_Task details_.
Repeat the data word for word. Do not include the pictures.

_Records shown_.
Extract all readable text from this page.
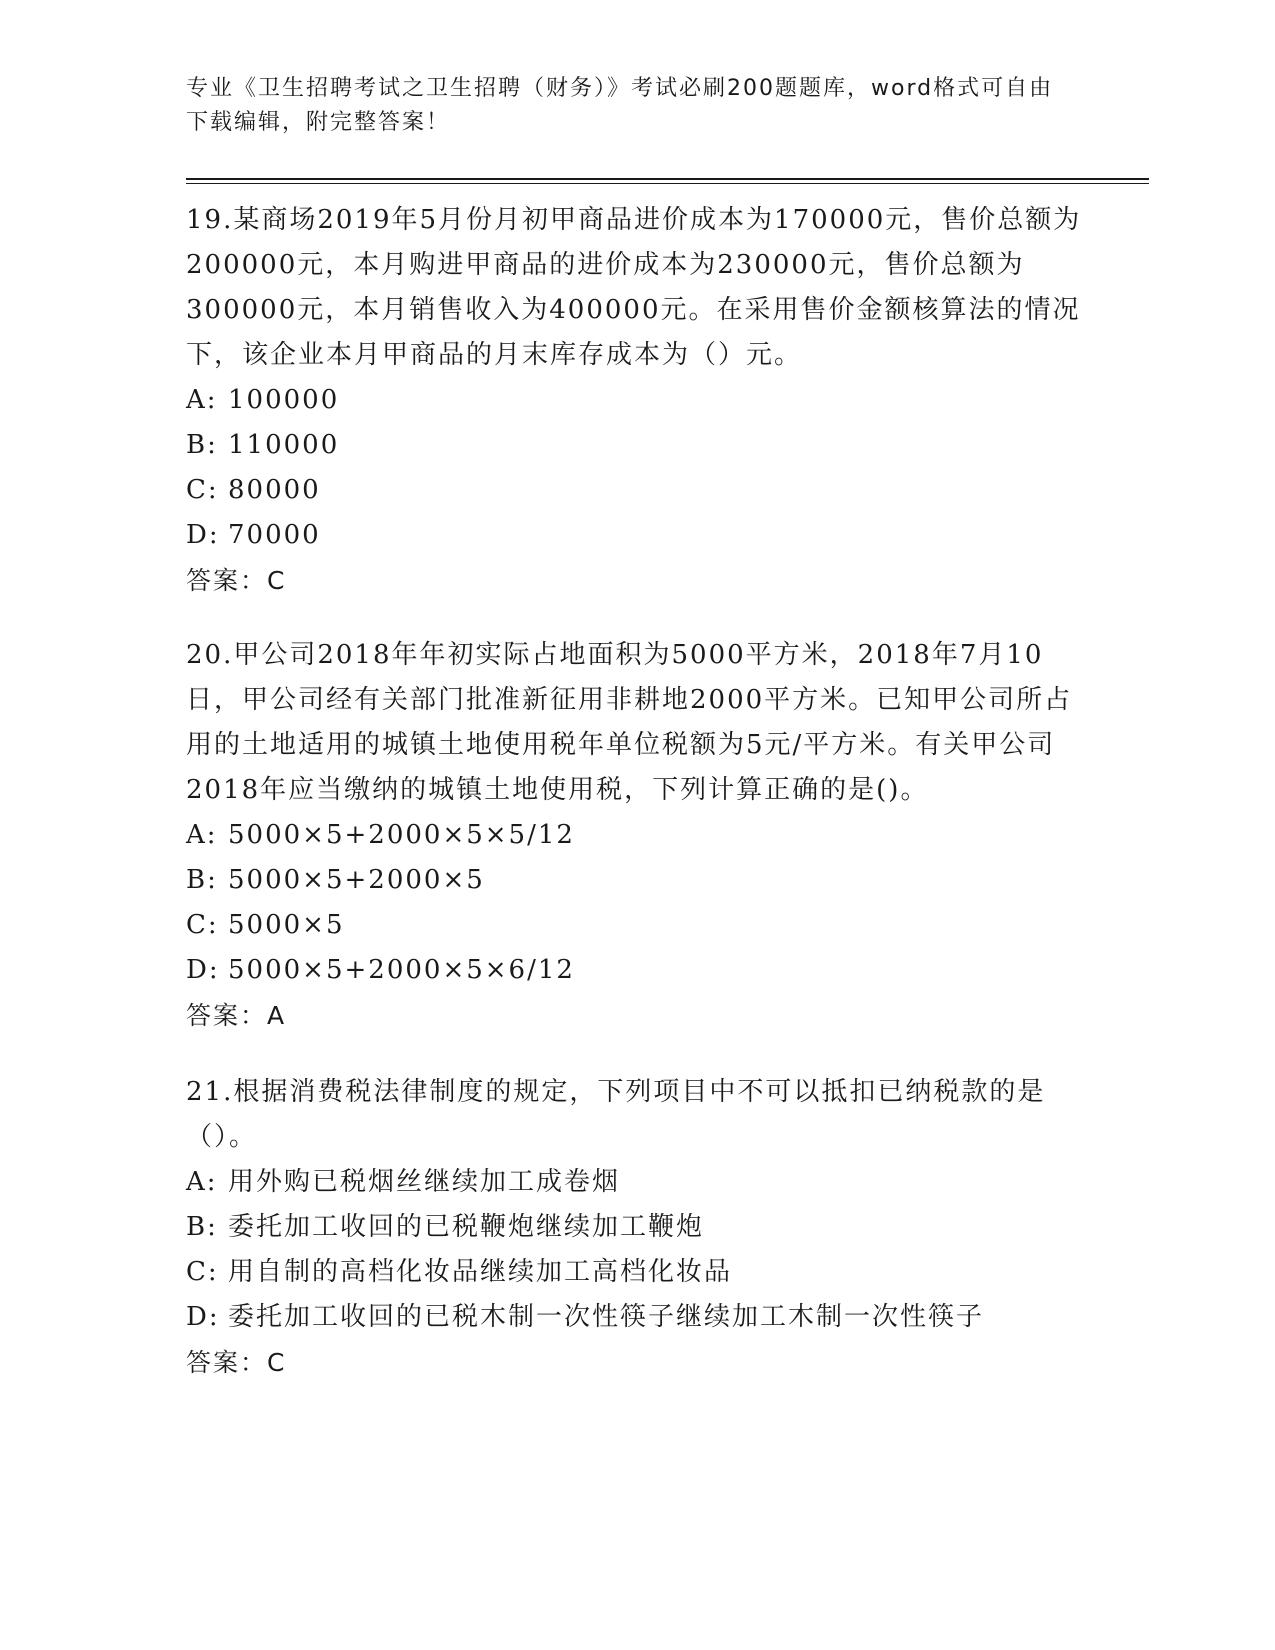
专业《卫生招聘考试之卫生招聘（财务）》考试必刷200题题库，word格式可自由下载编辑，附完整答案！

19.某商场2019年5月份月初甲商品进价成本为170000元，售价总额为200000元，本月购进甲商品的进价成本为230000元，售价总额为300000元，本月销售收入为400000元。在采用售价金额核算法的情况下，该企业本月甲商品的月末库存成本为（）元。

A: 100000

B: 110000

C: 80000

D: 70000

答案：C

20.甲公司2018年年初实际占地面积为5000平方米，2018年7月10日，甲公司经有关部门批准新征用非耕地2000平方米。已知甲公司所占用的土地适用的城镇土地使用税年单位税额为5元/平方米。有关甲公司2018年应当缴纳的城镇土地使用税，下列计算正确的是()。

A: 5000×5+2000×5×5/12

B: 5000×5+2000×5

C: 5000×5

D: 5000×5+2000×5×6/12

答案：A

21.根据消费税法律制度的规定，下列项目中不可以抵扣已纳税款的是（）。

A: 用外购已税烟丝继续加工成卷烟

B: 委托加工收回的已税鞭炮继续加工鞭炮

C: 用自制的高档化妆品继续加工高档化妆品

D: 委托加工收回的已税木制一次性筷子继续加工木制一次性筷子

答案：C
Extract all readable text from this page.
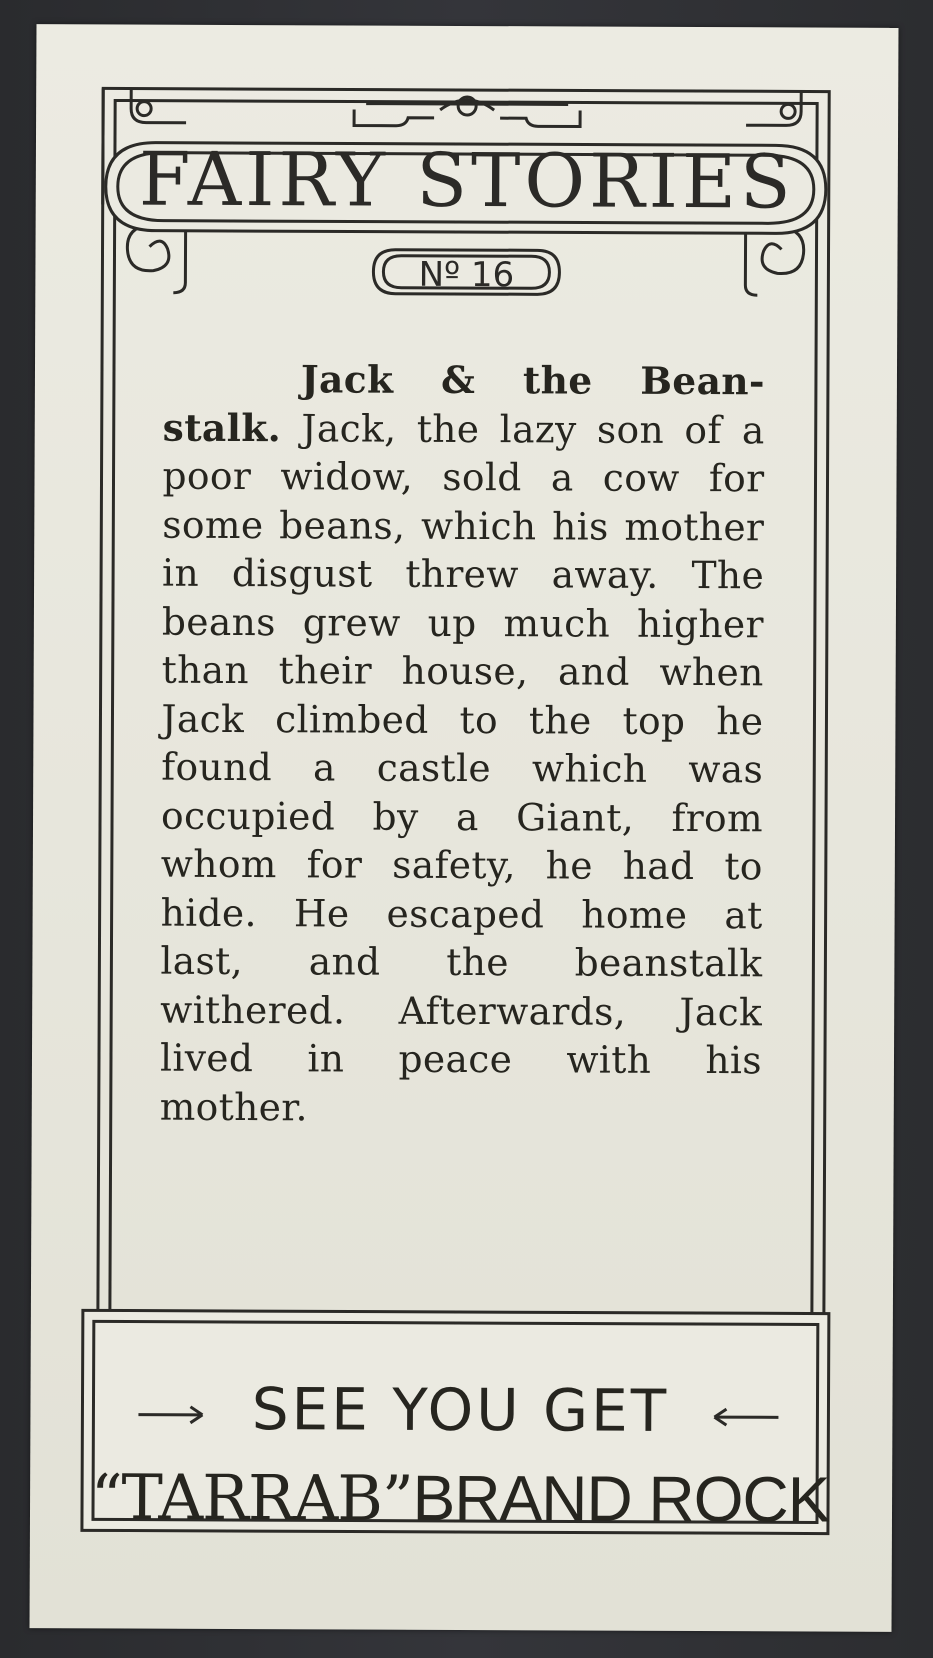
FAIRY STORIES
Nº 16
Jack & the Bean-stalk. Jack, the lazy son of a poor widow, sold a cow for some beans, which his mother in disgust threw away. The beans grew up much higher than their house, and when Jack climbed to the top he found a castle which was occupied by a Giant, from whom for safety, he had to hide. He escaped home at last, and the beanstalk withered. Afterwards, Jack lived in peace with his mother.
SEE YOU GET
“TARRAB”BRAND ROCK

_Task solution_.
Extract all readable text from this page.
专业《卫生招聘考试之卫生招聘（财务）》考试必刷200题题库，word格式可自由下载编辑，附完整答案！

19.某商场2019年5月份月初甲商品进价成本为170000元，售价总额为200000元，本月购进甲商品的进价成本为230000元，售价总额为300000元，本月销售收入为400000元。在采用售价金额核算法的情况下，该企业本月甲商品的月末库存成本为（）元。

A: 100000

B: 110000

C: 80000

D: 70000

答案：C

20.甲公司2018年年初实际占地面积为5000平方米，2018年7月10日，甲公司经有关部门批准新征用非耕地2000平方米。已知甲公司所占用的土地适用的城镇土地使用税年单位税额为5元/平方米。有关甲公司2018年应当缴纳的城镇土地使用税，下列计算正确的是()。

A: 5000×5+2000×5×5/12

B: 5000×5+2000×5

C: 5000×5

D: 5000×5+2000×5×6/12

答案：A

21.根据消费税法律制度的规定，下列项目中不可以抵扣已纳税款的是（）。

A: 用外购已税烟丝继续加工成卷烟

B: 委托加工收回的已税鞭炮继续加工鞭炮

C: 用自制的高档化妆品继续加工高档化妆品

D: 委托加工收回的已税木制一次性筷子继续加工木制一次性筷子

答案：C
Extract all readable text from this page.
FAIRY STORIES
Nº 16
Jack & the Bean-stalk. Jack, the lazy son of a poor widow, sold a cow for some beans, which his mother in disgust threw away. The beans grew up much higher than their house, and when Jack climbed to the top he found a castle which was occupied by a Giant, from whom for safety, he had to hide. He escaped home at last, and the beanstalk withered. Afterwards, Jack lived in peace with his mother.
SEE YOU GET
“TARRAB”BRAND ROCK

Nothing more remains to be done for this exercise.